Goal of the exercise ->
Provide only the number of lines in the listing that contain the string "Reichs".
** begin **
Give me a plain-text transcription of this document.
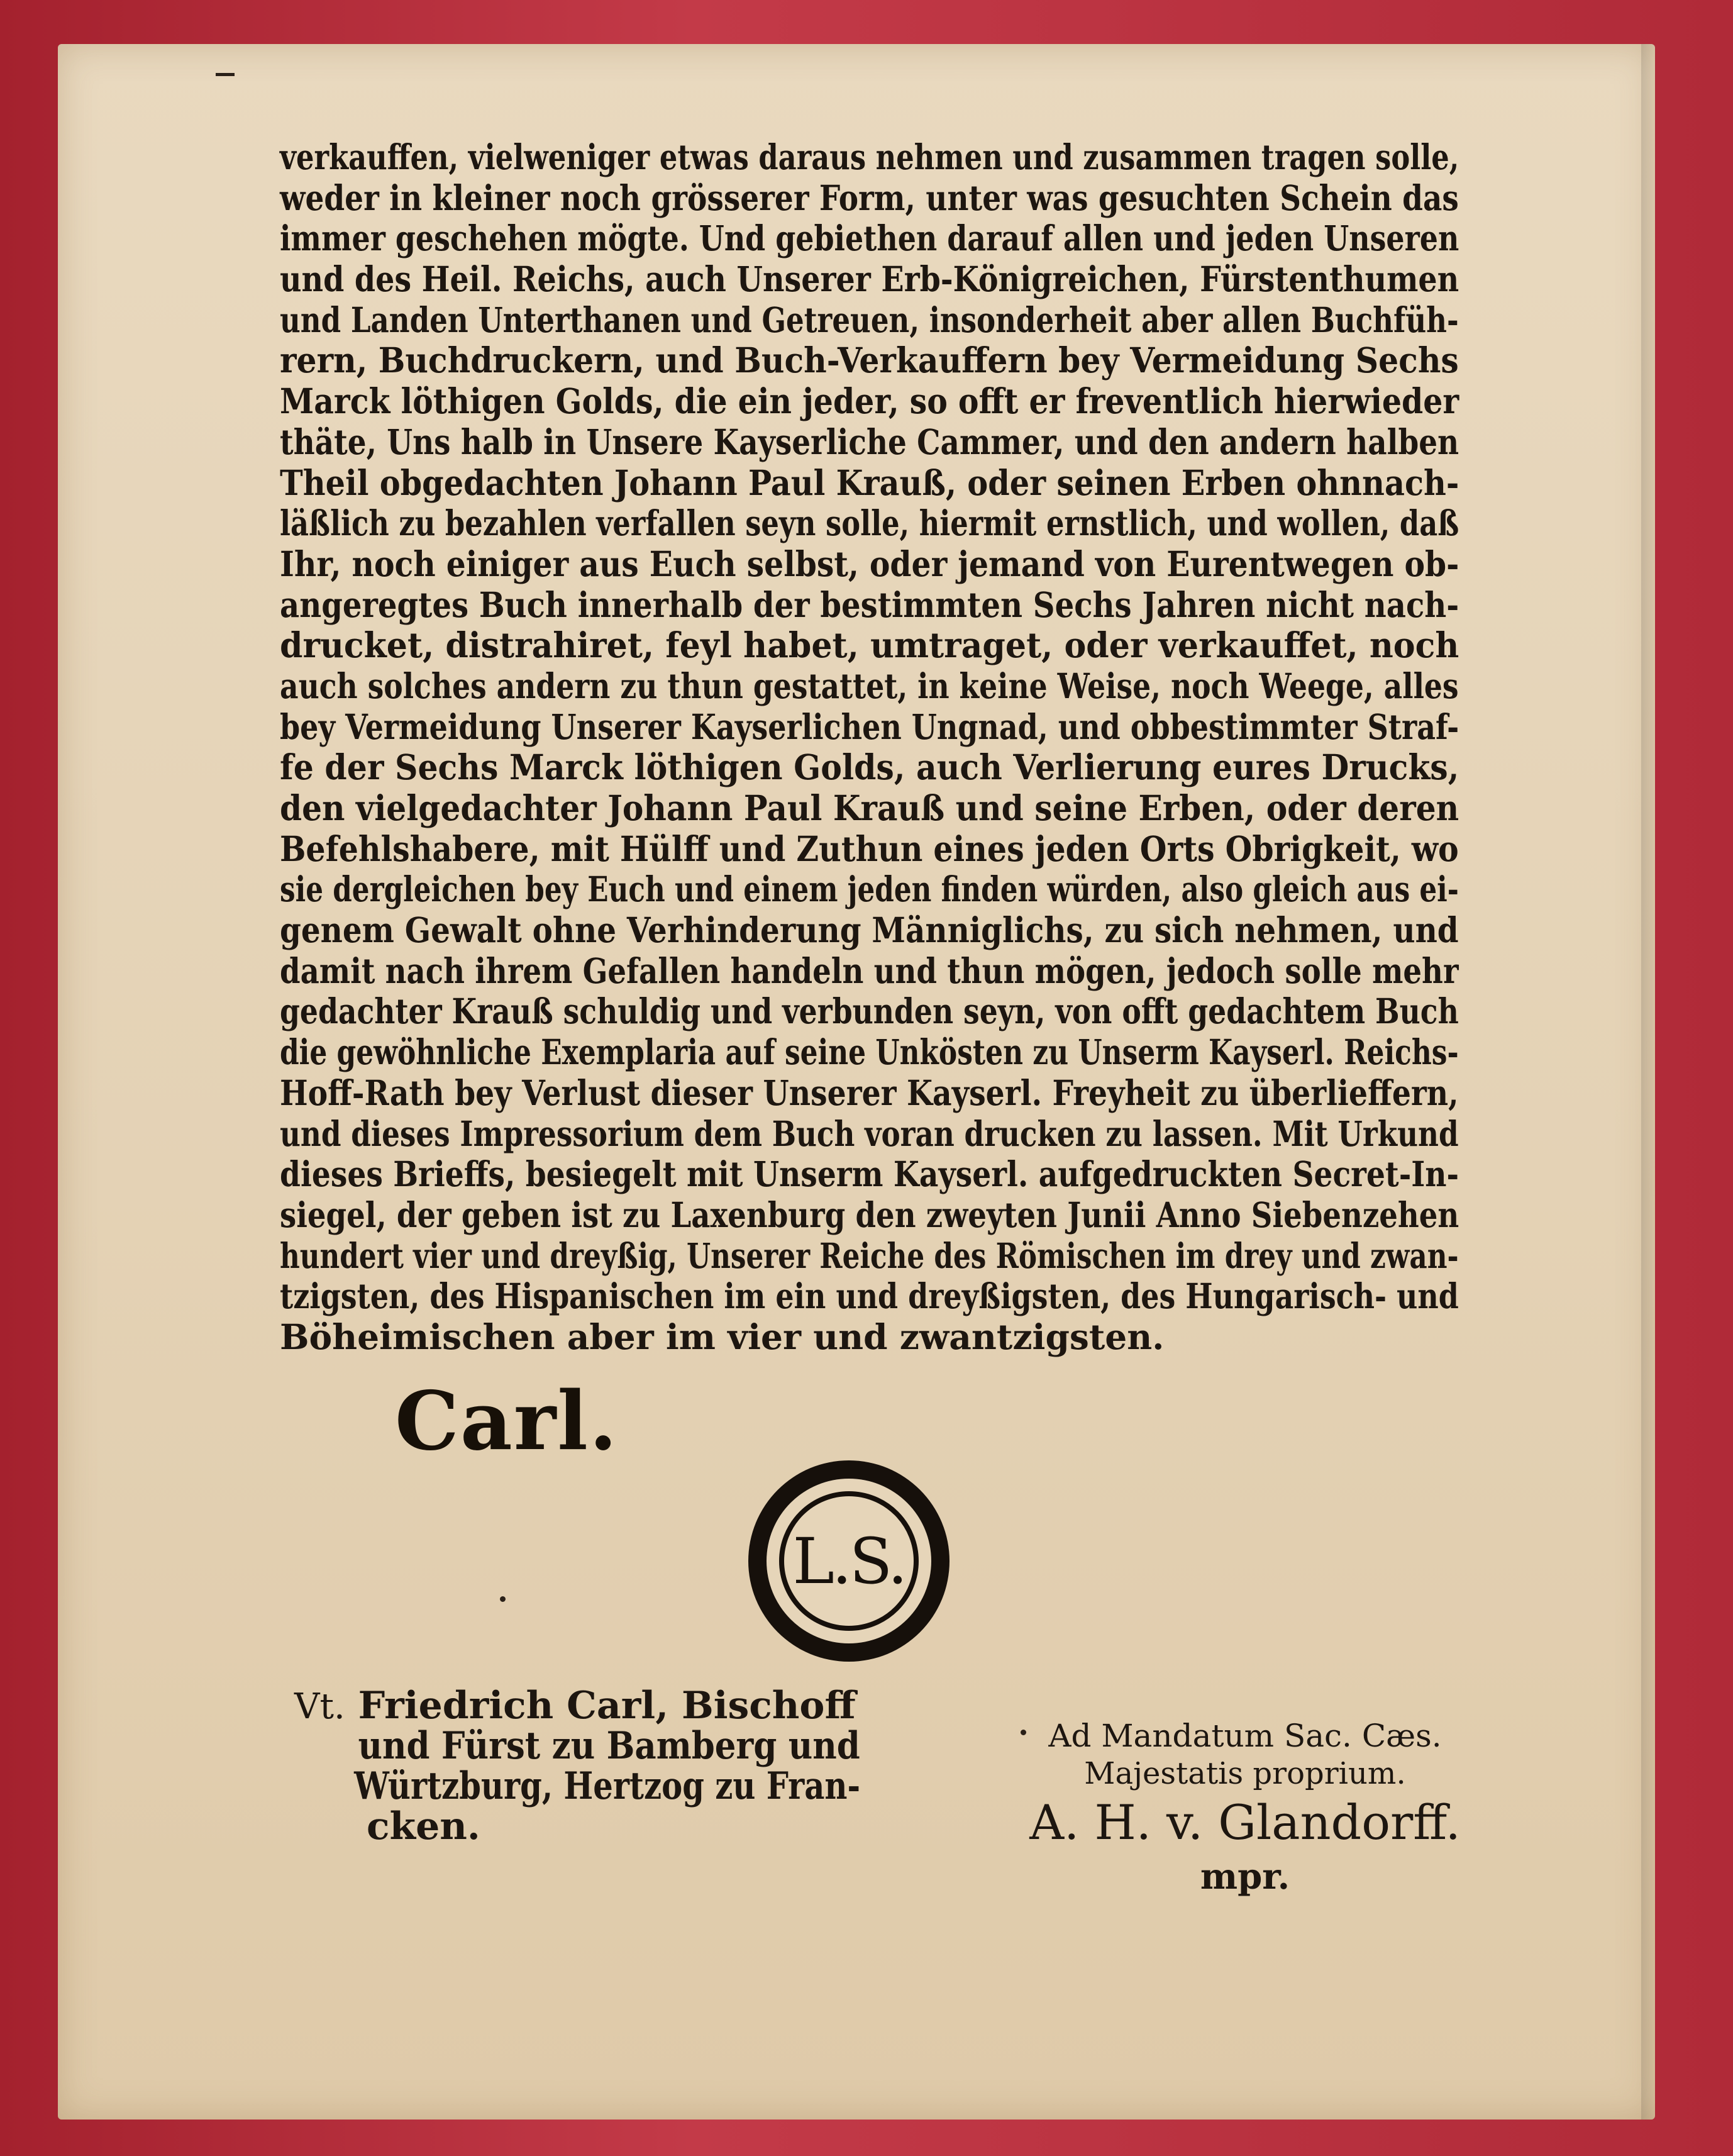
verkauffen, vielweniger etwas daraus nehmen und zusammen tragen solle,
weder in kleiner noch grösserer Form, unter was gesuchten Schein das
immer geschehen mögte. Und gebiethen darauf allen und jeden Unseren
und des Heil. Reichs, auch Unserer Erb-Königreichen, Fürstenthumen
und Landen Unterthanen und Getreuen, insonderheit aber allen Buchfüh-
rern, Buchdruckern, und Buch-Verkauffern bey Vermeidung Sechs
Marck löthigen Golds, die ein jeder, so offt er freventlich hierwieder
thäte, Uns halb in Unsere Kayserliche Cammer, und den andern halben
Theil obgedachten Johann Paul Krauß, oder seinen Erben ohnnach-
läßlich zu bezahlen verfallen seyn solle, hiermit ernstlich, und wollen, daß
Ihr, noch einiger aus Euch selbst, oder jemand von Eurentwegen ob-
angeregtes Buch innerhalb der bestimmten Sechs Jahren nicht nach-
drucket, distrahiret, feyl habet, umtraget, oder verkauffet, noch
auch solches andern zu thun gestattet, in keine Weise, noch Weege, alles
bey Vermeidung Unserer Kayserlichen Ungnad, und obbestimmter Straf-
fe der Sechs Marck löthigen Golds, auch Verlierung eures Drucks,
den vielgedachter Johann Paul Krauß und seine Erben, oder deren
Befehlshabere, mit Hülff und Zuthun eines jeden Orts Obrigkeit, wo
sie dergleichen bey Euch und einem jeden finden würden, also gleich aus ei-
genem Gewalt ohne Verhinderung Männiglichs, zu sich nehmen, und
damit nach ihrem Gefallen handeln und thun mögen, jedoch solle mehr
gedachter Krauß schuldig und verbunden seyn, von offt gedachtem Buch
die gewöhnliche Exemplaria auf seine Unkösten zu Unserm Kayserl. Reichs-
Hoff-Rath bey Verlust dieser Unserer Kayserl. Freyheit zu überlieffern,
und dieses Impressorium dem Buch voran drucken zu lassen. Mit Urkund
dieses Brieffs, besiegelt mit Unserm Kayserl. aufgedruckten Secret-In-
siegel, der geben ist zu Laxenburg den zweyten Junii Anno Siebenzehen
hundert vier und dreyßig, Unserer Reiche des Römischen im drey und zwan-
tzigsten, des Hispanischen im ein und dreyßigsten, des Hungarisch- und
Böheimischen aber im vier und zwantzigsten.
Carl.
L.S.
Vt. Friedrich Carl, Bischoff
und Fürst zu Bamberg und
Würtzburg, Hertzog zu Fran-
cken.
Ad Mandatum Sac. Cæs.
Majestatis proprium.
A. H. v. Glandorff.
mpr.
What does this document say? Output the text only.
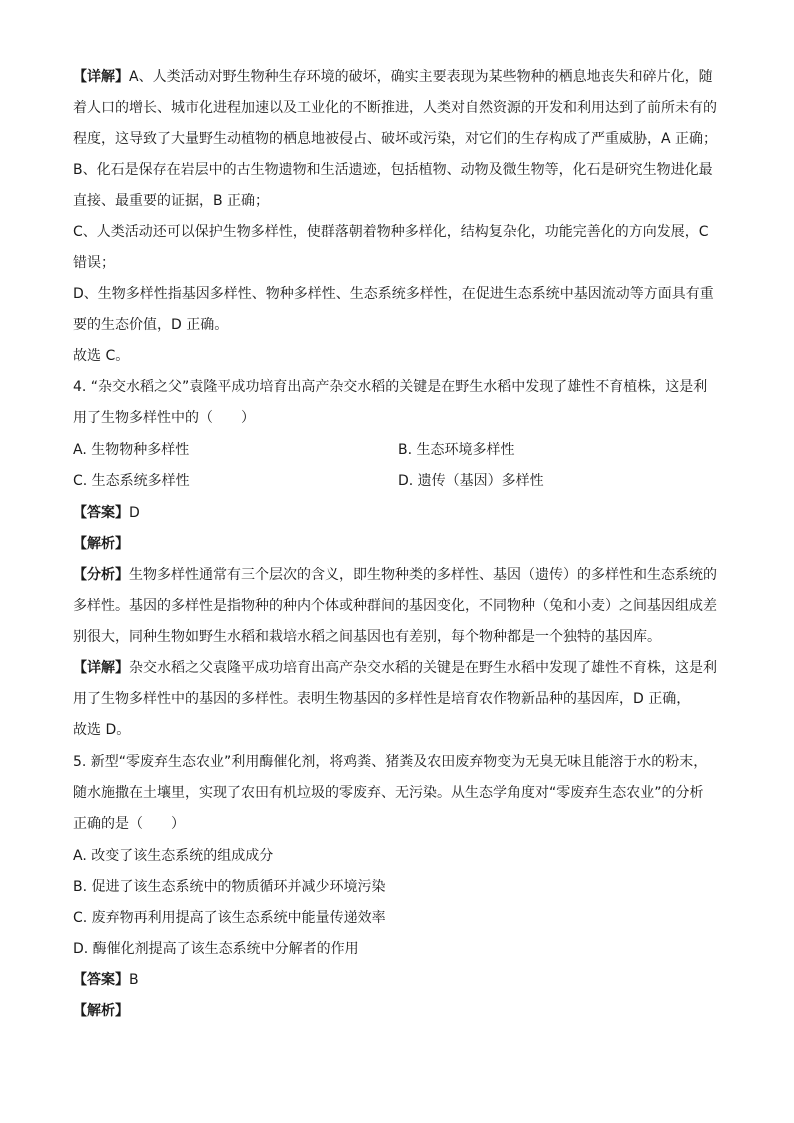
【详解】A、人类活动对野生物种生存环境的破坏，确实主要表现为某些物种的栖息地丧失和碎片化，随
着人口的增长、城市化进程加速以及工业化的不断推进，人类对自然资源的开发和利用达到了前所未有的
程度，这导致了大量野生动植物的栖息地被侵占、破坏或污染，对它们的生存构成了严重威胁，A 正确；
B、化石是保存在岩层中的古生物遗物和生活遗迹，包括植物、动物及微生物等，化石是研究生物进化最
直接、最重要的证据，B 正确；
C、人类活动还可以保护生物多样性，使群落朝着物种多样化，结构复杂化，功能完善化的方向发展，C
错误；
D、生物多样性指基因多样性、物种多样性、生态系统多样性，在促进生态系统中基因流动等方面具有重
要的生态价值，D 正确。
故选 C。
4. “杂交水稻之父”袁隆平成功培育出高产杂交水稻的关键是在野生水稻中发现了雄性不育植株，这是利
用了生物多样性中的（　　）
A. 生物物种多样性	B. 生态环境多样性
C. 生态系统多样性	D. 遗传（基因）多样性
【答案】D
【解析】
【分析】生物多样性通常有三个层次的含义，即生物种类的多样性、基因（遗传）的多样性和生态系统的
多样性。基因的多样性是指物种的种内个体或种群间的基因变化，不同物种（兔和小麦）之间基因组成差
别很大，同种生物如野生水稻和栽培水稻之间基因也有差别，每个物种都是一个独特的基因库。
【详解】杂交水稻之父袁隆平成功培育出高产杂交水稻的关键是在野生水稻中发现了雄性不育株，这是利
用了生物多样性中的基因的多样性。表明生物基因的多样性是培育农作物新品种的基因库，D 正确，
故选 D。
5. 新型“零废弃生态农业”利用酶催化剂，将鸡粪、猪粪及农田废弃物变为无臭无味且能溶于水的粉末，
随水施撒在土壤里，实现了农田有机垃圾的零废弃、无污染。从生态学角度对“零废弃生态农业”的分析
正确的是（　　）
A. 改变了该生态系统的组成成分
B. 促进了该生态系统中的物质循环并减少环境污染
C. 废弃物再利用提高了该生态系统中能量传递效率
D. 酶催化剂提高了该生态系统中分解者的作用
【答案】B
【解析】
** end **
Answer for this exercise ->
2